§ Your objective:
Reproduce the listing below without any change.

═════ Listed records ═════

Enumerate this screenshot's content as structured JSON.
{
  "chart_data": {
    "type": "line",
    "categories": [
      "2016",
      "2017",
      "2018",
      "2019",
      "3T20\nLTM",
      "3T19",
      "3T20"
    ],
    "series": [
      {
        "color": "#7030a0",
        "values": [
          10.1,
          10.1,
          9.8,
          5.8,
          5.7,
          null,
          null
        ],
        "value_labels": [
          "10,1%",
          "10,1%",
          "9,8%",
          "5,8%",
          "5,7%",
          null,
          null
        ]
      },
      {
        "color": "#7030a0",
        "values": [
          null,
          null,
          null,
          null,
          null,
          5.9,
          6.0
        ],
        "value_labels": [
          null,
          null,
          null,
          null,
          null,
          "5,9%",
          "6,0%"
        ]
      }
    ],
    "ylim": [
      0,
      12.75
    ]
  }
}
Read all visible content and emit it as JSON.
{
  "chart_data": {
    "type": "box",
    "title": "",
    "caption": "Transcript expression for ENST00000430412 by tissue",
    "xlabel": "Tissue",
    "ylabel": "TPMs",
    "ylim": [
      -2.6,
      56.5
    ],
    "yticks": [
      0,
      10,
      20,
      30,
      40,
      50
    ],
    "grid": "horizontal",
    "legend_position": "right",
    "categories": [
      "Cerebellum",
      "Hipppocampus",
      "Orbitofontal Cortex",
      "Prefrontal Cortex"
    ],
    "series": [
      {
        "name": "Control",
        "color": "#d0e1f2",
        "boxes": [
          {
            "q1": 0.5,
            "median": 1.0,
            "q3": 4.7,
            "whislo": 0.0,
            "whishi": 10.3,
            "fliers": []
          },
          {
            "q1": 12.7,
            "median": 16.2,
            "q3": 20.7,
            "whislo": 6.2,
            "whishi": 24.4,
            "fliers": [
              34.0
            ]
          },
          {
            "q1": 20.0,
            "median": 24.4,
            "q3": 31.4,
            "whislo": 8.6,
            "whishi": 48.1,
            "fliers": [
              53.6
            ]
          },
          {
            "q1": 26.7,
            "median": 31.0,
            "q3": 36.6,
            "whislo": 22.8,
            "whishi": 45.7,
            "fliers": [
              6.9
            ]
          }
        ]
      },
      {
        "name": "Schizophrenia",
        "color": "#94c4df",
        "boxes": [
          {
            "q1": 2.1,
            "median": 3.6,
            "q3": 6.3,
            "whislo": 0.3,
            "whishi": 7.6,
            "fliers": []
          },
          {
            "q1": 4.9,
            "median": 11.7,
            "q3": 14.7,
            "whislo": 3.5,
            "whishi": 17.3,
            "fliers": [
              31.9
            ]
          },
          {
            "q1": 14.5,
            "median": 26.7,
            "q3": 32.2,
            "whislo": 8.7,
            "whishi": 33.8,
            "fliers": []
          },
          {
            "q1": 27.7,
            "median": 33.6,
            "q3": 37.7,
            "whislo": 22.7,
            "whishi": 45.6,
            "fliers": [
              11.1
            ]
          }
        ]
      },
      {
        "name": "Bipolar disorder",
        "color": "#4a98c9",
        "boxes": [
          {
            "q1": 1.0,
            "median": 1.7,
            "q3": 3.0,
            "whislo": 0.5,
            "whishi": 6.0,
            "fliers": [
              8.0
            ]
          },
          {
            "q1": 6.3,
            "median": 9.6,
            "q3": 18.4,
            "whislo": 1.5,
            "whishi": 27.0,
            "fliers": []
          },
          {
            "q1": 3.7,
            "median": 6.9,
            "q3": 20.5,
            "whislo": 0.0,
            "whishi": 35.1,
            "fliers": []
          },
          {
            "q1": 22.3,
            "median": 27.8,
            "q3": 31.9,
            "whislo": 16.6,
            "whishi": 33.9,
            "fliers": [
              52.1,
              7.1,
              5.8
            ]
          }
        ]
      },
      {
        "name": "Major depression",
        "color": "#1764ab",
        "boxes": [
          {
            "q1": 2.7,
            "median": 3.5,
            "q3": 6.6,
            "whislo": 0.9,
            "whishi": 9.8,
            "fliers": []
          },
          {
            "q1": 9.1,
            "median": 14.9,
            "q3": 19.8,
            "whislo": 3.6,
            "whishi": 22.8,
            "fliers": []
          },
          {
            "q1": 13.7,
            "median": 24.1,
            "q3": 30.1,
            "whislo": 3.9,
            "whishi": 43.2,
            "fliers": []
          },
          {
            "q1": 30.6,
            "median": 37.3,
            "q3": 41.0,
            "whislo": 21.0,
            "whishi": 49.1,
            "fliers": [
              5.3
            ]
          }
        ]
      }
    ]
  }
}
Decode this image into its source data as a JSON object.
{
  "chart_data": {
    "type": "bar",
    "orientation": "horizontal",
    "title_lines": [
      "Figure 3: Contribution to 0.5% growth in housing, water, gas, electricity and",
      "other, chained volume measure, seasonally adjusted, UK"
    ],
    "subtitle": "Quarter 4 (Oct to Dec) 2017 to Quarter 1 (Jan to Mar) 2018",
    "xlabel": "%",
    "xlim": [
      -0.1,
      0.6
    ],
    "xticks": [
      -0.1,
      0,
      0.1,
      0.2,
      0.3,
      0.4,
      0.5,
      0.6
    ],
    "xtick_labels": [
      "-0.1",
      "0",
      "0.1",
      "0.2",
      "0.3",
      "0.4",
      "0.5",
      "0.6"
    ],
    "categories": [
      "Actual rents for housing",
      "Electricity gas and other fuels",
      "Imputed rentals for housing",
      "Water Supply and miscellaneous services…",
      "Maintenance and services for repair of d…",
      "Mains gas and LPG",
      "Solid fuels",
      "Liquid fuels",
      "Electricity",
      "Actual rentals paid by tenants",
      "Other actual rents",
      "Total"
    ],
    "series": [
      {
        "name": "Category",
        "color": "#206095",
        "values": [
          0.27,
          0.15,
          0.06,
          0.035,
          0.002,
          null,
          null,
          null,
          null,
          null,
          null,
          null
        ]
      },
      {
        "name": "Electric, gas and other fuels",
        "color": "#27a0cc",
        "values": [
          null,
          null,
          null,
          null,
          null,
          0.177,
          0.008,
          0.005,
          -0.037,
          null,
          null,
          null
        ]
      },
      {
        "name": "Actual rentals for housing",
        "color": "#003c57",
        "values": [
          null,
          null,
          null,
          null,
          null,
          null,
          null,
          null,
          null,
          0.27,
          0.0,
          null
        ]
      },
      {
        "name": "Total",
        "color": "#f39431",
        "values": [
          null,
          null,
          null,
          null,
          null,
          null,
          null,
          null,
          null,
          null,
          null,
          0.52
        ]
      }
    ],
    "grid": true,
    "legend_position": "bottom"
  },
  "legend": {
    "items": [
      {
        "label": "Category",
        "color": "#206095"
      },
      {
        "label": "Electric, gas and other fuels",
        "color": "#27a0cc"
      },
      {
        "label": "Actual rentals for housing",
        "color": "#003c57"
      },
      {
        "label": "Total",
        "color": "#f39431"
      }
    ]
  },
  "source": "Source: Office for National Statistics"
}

═════

§ The solution:
Enumerate this screenshot's content as structured JSON.
{
  "chart_data": {
    "type": "line",
    "categories": [
      "2016",
      "2017",
      "2018",
      "2019",
      "3T20\nLTM",
      "3T19",
      "3T20"
    ],
    "series": [
      {
        "color": "#7030a0",
        "values": [
          10.1,
          10.1,
          9.8,
          5.8,
          5.7,
          null,
          null
        ],
        "value_labels": [
          "10,1%",
          "10,1%",
          "9,8%",
          "5,8%",
          "5,7%",
          null,
          null
        ]
      },
      {
        "color": "#7030a0",
        "values": [
          null,
          null,
          null,
          null,
          null,
          5.9,
          6.0
        ],
        "value_labels": [
          null,
          null,
          null,
          null,
          null,
          "5,9%",
          "6,0%"
        ]
      }
    ],
    "ylim": [
      0,
      12.75
    ]
  }
}
Read all visible content and emit it as JSON.
{
  "chart_data": {
    "type": "box",
    "title": "",
    "caption": "Transcript expression for ENST00000430412 by tissue",
    "xlabel": "Tissue",
    "ylabel": "TPMs",
    "ylim": [
      -2.6,
      56.5
    ],
    "yticks": [
      0,
      10,
      20,
      30,
      40,
      50
    ],
    "grid": "horizontal",
    "legend_position": "right",
    "categories": [
      "Cerebellum",
      "Hipppocampus",
      "Orbitofontal Cortex",
      "Prefrontal Cortex"
    ],
    "series": [
      {
        "name": "Control",
        "color": "#d0e1f2",
        "boxes": [
          {
            "q1": 0.5,
            "median": 1.0,
            "q3": 4.7,
            "whislo": 0.0,
            "whishi": 10.3,
            "fliers": []
          },
          {
            "q1": 12.7,
            "median": 16.2,
            "q3": 20.7,
            "whislo": 6.2,
            "whishi": 24.4,
            "fliers": [
              34.0
            ]
          },
          {
            "q1": 20.0,
            "median": 24.4,
            "q3": 31.4,
            "whislo": 8.6,
            "whishi": 48.1,
            "fliers": [
              53.6
            ]
          },
          {
            "q1": 26.7,
            "median": 31.0,
            "q3": 36.6,
            "whislo": 22.8,
            "whishi": 45.7,
            "fliers": [
              6.9
            ]
          }
        ]
      },
      {
        "name": "Schizophrenia",
        "color": "#94c4df",
        "boxes": [
          {
            "q1": 2.1,
            "median": 3.6,
            "q3": 6.3,
            "whislo": 0.3,
            "whishi": 7.6,
            "fliers": []
          },
          {
            "q1": 4.9,
            "median": 11.7,
            "q3": 14.7,
            "whislo": 3.5,
            "whishi": 17.3,
            "fliers": [
              31.9
            ]
          },
          {
            "q1": 14.5,
            "median": 26.7,
            "q3": 32.2,
            "whislo": 8.7,
            "whishi": 33.8,
            "fliers": []
          },
          {
            "q1": 27.7,
            "median": 33.6,
            "q3": 37.7,
            "whislo": 22.7,
            "whishi": 45.6,
            "fliers": [
              11.1
            ]
          }
        ]
      },
      {
        "name": "Bipolar disorder",
        "color": "#4a98c9",
        "boxes": [
          {
            "q1": 1.0,
            "median": 1.7,
            "q3": 3.0,
            "whislo": 0.5,
            "whishi": 6.0,
            "fliers": [
              8.0
            ]
          },
          {
            "q1": 6.3,
            "median": 9.6,
            "q3": 18.4,
            "whislo": 1.5,
            "whishi": 27.0,
            "fliers": []
          },
          {
            "q1": 3.7,
            "median": 6.9,
            "q3": 20.5,
            "whislo": 0.0,
            "whishi": 35.1,
            "fliers": []
          },
          {
            "q1": 22.3,
            "median": 27.8,
            "q3": 31.9,
            "whislo": 16.6,
            "whishi": 33.9,
            "fliers": [
              52.1,
              7.1,
              5.8
            ]
          }
        ]
      },
      {
        "name": "Major depression",
        "color": "#1764ab",
        "boxes": [
          {
            "q1": 2.7,
            "median": 3.5,
            "q3": 6.6,
            "whislo": 0.9,
            "whishi": 9.8,
            "fliers": []
          },
          {
            "q1": 9.1,
            "median": 14.9,
            "q3": 19.8,
            "whislo": 3.6,
            "whishi": 22.8,
            "fliers": []
          },
          {
            "q1": 13.7,
            "median": 24.1,
            "q3": 30.1,
            "whislo": 3.9,
            "whishi": 43.2,
            "fliers": []
          },
          {
            "q1": 30.6,
            "median": 37.3,
            "q3": 41.0,
            "whislo": 21.0,
            "whishi": 49.1,
            "fliers": [
              5.3
            ]
          }
        ]
      }
    ]
  }
}
Decode this image into its source data as a JSON object.
{
  "chart_data": {
    "type": "bar",
    "orientation": "horizontal",
    "title_lines": [
      "Figure 3: Contribution to 0.5% growth in housing, water, gas, electricity and",
      "other, chained volume measure, seasonally adjusted, UK"
    ],
    "subtitle": "Quarter 4 (Oct to Dec) 2017 to Quarter 1 (Jan to Mar) 2018",
    "xlabel": "%",
    "xlim": [
      -0.1,
      0.6
    ],
    "xticks": [
      -0.1,
      0,
      0.1,
      0.2,
      0.3,
      0.4,
      0.5,
      0.6
    ],
    "xtick_labels": [
      "-0.1",
      "0",
      "0.1",
      "0.2",
      "0.3",
      "0.4",
      "0.5",
      "0.6"
    ],
    "categories": [
      "Actual rents for housing",
      "Electricity gas and other fuels",
      "Imputed rentals for housing",
      "Water Supply and miscellaneous services…",
      "Maintenance and services for repair of d…",
      "Mains gas and LPG",
      "Solid fuels",
      "Liquid fuels",
      "Electricity",
      "Actual rentals paid by tenants",
      "Other actual rents",
      "Total"
    ],
    "series": [
      {
        "name": "Category",
        "color": "#206095",
        "values": [
          0.27,
          0.15,
          0.06,
          0.035,
          0.002,
          null,
          null,
          null,
          null,
          null,
          null,
          null
        ]
      },
      {
        "name": "Electric, gas and other fuels",
        "color": "#27a0cc",
        "values": [
          null,
          null,
          null,
          null,
          null,
          0.177,
          0.008,
          0.005,
          -0.037,
          null,
          null,
          null
        ]
      },
      {
        "name": "Actual rentals for housing",
        "color": "#003c57",
        "values": [
          null,
          null,
          null,
          null,
          null,
          null,
          null,
          null,
          null,
          0.27,
          0.0,
          null
        ]
      },
      {
        "name": "Total",
        "color": "#f39431",
        "values": [
          null,
          null,
          null,
          null,
          null,
          null,
          null,
          null,
          null,
          null,
          null,
          0.52
        ]
      }
    ],
    "grid": true,
    "legend_position": "bottom"
  },
  "legend": {
    "items": [
      {
        "label": "Category",
        "color": "#206095"
      },
      {
        "label": "Electric, gas and other fuels",
        "color": "#27a0cc"
      },
      {
        "label": "Actual rentals for housing",
        "color": "#003c57"
      },
      {
        "label": "Total",
        "color": "#f39431"
      }
    ]
  },
  "source": "Source: Office for National Statistics"
}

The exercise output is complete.